### Task instructions
Find the word "dengan" in the records below. List each line containing it.

### Stored records

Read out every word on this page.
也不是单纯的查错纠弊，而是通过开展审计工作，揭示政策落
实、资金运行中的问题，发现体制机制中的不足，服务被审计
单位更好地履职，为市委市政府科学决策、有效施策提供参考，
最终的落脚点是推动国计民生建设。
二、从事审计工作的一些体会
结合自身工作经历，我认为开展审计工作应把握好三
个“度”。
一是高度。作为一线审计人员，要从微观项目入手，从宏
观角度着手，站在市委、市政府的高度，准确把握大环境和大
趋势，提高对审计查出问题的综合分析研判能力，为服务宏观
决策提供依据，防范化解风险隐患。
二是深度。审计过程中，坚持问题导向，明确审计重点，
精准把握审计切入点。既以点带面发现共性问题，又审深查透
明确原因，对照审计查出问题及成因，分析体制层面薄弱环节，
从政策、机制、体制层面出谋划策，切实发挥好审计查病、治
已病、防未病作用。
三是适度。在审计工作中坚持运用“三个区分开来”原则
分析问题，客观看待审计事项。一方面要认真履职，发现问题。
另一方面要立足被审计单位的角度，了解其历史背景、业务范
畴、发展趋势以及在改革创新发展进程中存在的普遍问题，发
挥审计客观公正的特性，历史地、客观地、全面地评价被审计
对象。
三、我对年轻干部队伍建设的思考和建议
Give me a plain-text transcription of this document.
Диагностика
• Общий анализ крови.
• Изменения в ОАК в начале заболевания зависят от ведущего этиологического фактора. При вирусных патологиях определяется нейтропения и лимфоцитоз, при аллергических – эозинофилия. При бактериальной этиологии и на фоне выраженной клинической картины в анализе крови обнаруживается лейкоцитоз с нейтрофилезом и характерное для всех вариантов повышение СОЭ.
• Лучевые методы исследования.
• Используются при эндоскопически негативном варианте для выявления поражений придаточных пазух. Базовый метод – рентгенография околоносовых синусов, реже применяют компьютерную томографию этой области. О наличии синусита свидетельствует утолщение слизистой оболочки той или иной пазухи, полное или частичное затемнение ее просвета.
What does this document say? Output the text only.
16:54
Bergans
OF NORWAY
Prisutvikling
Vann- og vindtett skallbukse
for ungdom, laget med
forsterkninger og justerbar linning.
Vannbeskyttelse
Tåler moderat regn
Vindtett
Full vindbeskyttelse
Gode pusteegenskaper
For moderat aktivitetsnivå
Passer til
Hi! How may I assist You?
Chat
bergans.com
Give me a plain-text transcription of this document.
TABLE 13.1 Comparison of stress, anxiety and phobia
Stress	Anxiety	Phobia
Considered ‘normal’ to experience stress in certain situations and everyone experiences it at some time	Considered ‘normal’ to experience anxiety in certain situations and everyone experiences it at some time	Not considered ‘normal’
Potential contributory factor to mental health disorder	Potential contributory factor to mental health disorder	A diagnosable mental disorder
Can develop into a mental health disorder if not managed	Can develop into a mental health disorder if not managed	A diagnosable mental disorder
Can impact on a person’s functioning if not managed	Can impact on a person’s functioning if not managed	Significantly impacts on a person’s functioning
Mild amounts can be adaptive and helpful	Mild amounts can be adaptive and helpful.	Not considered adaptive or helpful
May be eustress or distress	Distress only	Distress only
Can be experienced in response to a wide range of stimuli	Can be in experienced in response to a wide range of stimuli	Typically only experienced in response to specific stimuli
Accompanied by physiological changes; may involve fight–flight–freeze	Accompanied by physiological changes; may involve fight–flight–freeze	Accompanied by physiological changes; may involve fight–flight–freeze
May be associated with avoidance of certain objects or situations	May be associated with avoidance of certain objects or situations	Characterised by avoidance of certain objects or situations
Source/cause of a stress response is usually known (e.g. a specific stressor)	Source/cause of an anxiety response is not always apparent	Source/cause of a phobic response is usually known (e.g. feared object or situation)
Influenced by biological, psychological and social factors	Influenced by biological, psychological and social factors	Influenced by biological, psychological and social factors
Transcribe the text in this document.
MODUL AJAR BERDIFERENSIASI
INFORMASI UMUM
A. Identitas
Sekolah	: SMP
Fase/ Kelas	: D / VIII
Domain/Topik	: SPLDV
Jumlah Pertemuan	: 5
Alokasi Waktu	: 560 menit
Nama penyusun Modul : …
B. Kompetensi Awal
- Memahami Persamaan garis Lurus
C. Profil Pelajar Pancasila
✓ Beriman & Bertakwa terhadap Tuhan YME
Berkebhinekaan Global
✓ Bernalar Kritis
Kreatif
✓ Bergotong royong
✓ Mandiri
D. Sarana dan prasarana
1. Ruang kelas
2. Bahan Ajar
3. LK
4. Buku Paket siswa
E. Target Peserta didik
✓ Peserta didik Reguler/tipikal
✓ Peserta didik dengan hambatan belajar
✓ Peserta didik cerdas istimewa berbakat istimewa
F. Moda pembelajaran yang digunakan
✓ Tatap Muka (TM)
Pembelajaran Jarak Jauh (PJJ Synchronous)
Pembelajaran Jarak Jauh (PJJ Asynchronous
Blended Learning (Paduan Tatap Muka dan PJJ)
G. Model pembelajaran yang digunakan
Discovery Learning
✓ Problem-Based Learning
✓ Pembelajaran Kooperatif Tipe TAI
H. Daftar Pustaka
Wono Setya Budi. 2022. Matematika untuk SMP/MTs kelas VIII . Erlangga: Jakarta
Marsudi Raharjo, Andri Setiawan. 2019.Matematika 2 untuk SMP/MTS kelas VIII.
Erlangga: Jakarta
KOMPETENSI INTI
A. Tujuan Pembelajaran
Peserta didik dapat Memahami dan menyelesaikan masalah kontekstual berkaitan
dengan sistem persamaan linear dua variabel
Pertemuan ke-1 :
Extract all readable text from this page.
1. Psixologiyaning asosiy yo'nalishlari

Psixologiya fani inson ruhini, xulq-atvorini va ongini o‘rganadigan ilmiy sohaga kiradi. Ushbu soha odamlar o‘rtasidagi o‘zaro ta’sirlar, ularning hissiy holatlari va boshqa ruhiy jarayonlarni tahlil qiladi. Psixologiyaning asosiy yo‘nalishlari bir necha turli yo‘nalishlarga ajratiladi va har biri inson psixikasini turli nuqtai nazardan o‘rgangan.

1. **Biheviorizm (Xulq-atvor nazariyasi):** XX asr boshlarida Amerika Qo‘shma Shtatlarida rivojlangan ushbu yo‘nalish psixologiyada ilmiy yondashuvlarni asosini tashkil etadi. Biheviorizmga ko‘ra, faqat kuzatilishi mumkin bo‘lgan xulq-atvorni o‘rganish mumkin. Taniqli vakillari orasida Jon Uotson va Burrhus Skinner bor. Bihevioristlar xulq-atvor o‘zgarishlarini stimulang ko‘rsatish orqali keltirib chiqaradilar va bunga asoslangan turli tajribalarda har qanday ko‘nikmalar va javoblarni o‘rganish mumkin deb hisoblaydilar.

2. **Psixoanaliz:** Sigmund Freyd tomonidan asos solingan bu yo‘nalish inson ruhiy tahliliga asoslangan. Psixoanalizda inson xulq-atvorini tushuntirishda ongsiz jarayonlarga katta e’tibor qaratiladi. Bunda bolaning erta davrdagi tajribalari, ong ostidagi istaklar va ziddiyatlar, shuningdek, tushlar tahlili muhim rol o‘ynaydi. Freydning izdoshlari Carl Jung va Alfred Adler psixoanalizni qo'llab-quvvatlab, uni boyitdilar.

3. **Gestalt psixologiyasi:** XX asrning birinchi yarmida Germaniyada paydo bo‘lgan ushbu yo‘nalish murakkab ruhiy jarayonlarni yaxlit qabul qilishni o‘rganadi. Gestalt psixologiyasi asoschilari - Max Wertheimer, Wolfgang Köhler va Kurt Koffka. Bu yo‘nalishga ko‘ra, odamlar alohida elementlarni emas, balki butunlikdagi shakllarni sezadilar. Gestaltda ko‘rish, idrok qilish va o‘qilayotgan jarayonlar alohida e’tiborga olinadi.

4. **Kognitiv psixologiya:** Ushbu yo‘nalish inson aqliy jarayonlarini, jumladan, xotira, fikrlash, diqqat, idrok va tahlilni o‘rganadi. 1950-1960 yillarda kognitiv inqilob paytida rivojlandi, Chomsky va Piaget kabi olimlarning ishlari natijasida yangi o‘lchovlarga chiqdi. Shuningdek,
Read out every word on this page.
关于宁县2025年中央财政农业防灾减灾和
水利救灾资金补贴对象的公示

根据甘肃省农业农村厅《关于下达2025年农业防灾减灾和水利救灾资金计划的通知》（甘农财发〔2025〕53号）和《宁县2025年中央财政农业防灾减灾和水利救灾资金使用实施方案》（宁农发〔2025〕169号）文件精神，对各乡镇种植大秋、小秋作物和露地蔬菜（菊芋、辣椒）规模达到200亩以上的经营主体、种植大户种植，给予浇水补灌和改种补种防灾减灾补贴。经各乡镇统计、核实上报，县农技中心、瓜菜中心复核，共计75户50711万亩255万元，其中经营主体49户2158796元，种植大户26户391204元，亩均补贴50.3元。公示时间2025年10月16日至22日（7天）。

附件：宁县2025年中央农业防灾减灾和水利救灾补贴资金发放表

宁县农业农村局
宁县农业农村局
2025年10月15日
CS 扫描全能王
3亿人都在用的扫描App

### Solution to the problem
✓ Peserta didik dengan hambatan belajar
dengan sistem persamaan linear dua variabel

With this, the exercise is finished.